-- START OF RAW RECORDS --

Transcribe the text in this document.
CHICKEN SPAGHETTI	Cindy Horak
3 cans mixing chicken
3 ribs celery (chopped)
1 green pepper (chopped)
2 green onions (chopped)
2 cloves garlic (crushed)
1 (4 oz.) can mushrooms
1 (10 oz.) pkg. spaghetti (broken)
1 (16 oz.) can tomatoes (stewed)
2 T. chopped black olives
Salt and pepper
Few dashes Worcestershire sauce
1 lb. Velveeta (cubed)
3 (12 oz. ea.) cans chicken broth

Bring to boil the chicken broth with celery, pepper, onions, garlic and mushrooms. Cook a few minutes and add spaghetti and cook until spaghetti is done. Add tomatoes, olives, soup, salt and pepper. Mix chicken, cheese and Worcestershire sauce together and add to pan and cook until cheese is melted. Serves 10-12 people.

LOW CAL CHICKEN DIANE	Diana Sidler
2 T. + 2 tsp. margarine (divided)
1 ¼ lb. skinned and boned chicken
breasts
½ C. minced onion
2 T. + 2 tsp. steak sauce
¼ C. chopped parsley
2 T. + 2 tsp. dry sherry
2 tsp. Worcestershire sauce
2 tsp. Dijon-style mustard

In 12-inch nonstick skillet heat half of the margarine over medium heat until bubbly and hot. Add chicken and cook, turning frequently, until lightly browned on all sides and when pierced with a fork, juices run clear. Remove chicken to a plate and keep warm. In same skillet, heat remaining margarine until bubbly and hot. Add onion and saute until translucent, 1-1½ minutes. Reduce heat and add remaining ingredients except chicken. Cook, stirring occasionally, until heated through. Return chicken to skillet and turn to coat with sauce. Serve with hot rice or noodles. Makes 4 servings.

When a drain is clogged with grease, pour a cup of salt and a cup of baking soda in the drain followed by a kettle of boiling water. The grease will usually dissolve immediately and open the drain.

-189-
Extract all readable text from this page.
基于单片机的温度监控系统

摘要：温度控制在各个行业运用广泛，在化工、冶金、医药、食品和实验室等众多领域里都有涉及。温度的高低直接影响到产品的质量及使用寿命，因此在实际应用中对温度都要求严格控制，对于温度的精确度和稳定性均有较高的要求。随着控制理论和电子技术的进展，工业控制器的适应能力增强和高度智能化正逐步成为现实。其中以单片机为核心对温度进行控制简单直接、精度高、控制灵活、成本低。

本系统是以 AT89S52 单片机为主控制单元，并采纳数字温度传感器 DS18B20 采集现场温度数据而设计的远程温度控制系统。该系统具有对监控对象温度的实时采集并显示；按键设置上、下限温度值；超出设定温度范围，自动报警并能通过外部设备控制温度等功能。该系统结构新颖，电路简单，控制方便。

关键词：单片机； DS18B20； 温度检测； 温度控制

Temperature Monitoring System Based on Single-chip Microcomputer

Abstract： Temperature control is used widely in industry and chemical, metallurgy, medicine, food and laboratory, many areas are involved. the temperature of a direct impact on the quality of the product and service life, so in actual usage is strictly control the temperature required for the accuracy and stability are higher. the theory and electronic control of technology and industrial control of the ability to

-- END OF RAW RECORDS --

> **GOAL**: Filter the records above and return every line that holds the word "this".

> **RESULT**:
Transcribe the text in this document.
Extract all readable text from this page.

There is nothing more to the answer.